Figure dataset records
☆ ☆ ☆ ☆

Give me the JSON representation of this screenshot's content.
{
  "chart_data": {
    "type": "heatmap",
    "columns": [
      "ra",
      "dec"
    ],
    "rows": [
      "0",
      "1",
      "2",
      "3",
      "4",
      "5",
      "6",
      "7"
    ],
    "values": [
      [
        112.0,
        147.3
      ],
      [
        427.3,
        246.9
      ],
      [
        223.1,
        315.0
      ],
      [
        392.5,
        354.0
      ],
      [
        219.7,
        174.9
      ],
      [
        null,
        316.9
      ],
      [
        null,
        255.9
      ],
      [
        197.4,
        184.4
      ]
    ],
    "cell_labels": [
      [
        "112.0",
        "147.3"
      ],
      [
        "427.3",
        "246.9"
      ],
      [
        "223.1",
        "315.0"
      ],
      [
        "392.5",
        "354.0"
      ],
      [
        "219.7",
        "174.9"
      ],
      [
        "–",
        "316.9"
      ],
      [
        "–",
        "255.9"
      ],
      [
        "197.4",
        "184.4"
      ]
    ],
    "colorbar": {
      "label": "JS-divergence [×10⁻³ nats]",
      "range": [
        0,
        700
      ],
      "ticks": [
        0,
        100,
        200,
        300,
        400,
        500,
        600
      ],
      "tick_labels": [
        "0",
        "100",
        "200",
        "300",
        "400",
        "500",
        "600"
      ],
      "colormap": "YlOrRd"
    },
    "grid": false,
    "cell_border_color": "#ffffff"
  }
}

☆ ☆ ☆ ☆

**To do**
Go through the listing above and restate it word for word.

**Expected output**
Give me the JSON representation of this screenshot's content.
{
  "chart_data": {
    "type": "heatmap",
    "columns": [
      "ra",
      "dec"
    ],
    "rows": [
      "0",
      "1",
      "2",
      "3",
      "4",
      "5",
      "6",
      "7"
    ],
    "values": [
      [
        112.0,
        147.3
      ],
      [
        427.3,
        246.9
      ],
      [
        223.1,
        315.0
      ],
      [
        392.5,
        354.0
      ],
      [
        219.7,
        174.9
      ],
      [
        null,
        316.9
      ],
      [
        null,
        255.9
      ],
      [
        197.4,
        184.4
      ]
    ],
    "cell_labels": [
      [
        "112.0",
        "147.3"
      ],
      [
        "427.3",
        "246.9"
      ],
      [
        "223.1",
        "315.0"
      ],
      [
        "392.5",
        "354.0"
      ],
      [
        "219.7",
        "174.9"
      ],
      [
        "–",
        "316.9"
      ],
      [
        "–",
        "255.9"
      ],
      [
        "197.4",
        "184.4"
      ]
    ],
    "colorbar": {
      "label": "JS-divergence [×10⁻³ nats]",
      "range": [
        0,
        700
      ],
      "ticks": [
        0,
        100,
        200,
        300,
        400,
        500,
        600
      ],
      "tick_labels": [
        "0",
        "100",
        "200",
        "300",
        "400",
        "500",
        "600"
      ],
      "colormap": "YlOrRd"
    },
    "grid": false,
    "cell_border_color": "#ffffff"
  }
}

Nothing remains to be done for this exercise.